=== What you need to do ===
Gather all lines in the records below that include the word "name".

=== Data provided ===
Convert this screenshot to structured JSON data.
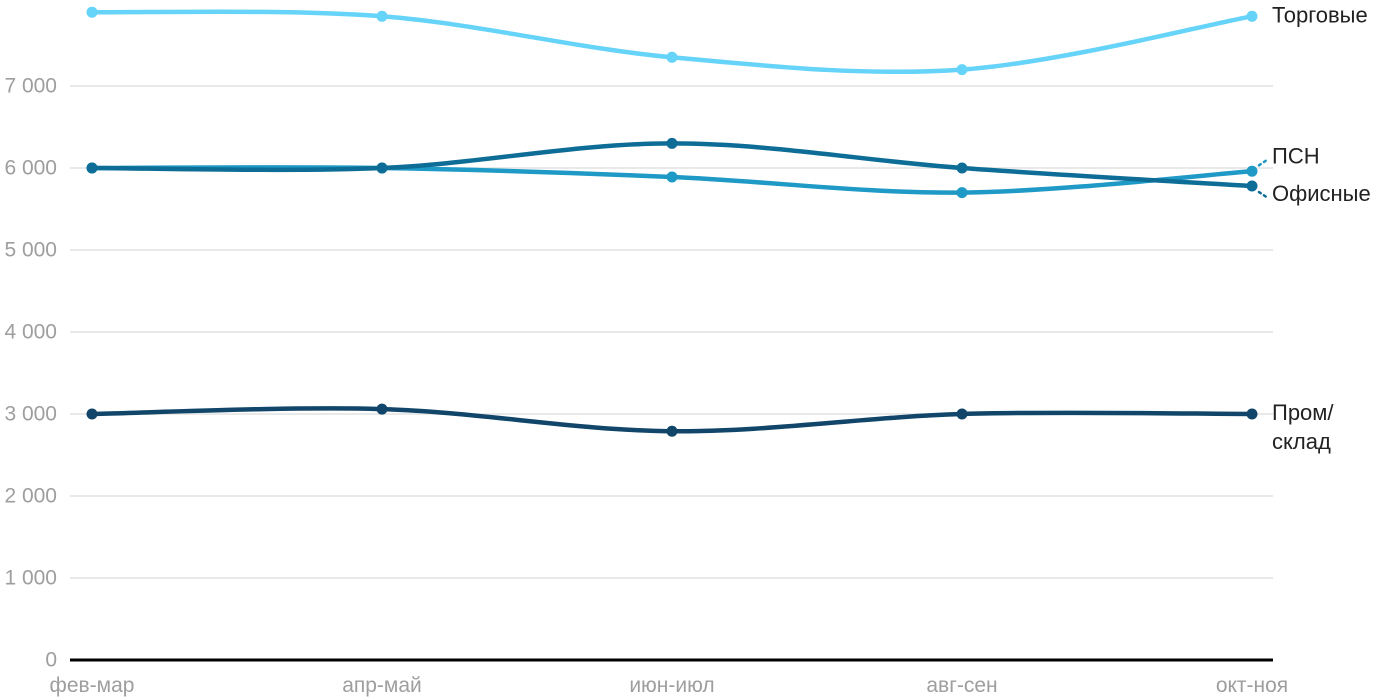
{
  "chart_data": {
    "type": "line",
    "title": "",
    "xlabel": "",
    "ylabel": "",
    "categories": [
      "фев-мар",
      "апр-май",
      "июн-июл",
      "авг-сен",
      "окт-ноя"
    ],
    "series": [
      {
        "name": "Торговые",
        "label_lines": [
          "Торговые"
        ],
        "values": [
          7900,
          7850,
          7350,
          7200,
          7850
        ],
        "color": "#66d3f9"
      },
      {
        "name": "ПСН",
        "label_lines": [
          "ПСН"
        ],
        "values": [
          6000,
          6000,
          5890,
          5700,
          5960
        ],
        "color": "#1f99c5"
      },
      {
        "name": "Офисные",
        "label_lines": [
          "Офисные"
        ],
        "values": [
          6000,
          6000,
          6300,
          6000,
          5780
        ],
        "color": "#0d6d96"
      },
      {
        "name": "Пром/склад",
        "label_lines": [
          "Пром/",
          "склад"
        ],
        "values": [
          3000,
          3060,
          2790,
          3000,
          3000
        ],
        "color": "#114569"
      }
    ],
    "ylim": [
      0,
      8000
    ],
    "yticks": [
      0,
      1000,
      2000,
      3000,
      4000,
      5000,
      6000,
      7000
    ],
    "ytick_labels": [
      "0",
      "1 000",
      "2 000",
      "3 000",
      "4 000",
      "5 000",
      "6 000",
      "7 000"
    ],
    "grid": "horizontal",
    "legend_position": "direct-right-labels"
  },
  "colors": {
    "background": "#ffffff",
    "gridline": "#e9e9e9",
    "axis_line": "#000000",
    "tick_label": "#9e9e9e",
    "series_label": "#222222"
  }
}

=== Answer for the task ===
        "name": "Торговые",
        "name": "ПСН",
        "name": "Офисные",
        "name": "Пром/склад",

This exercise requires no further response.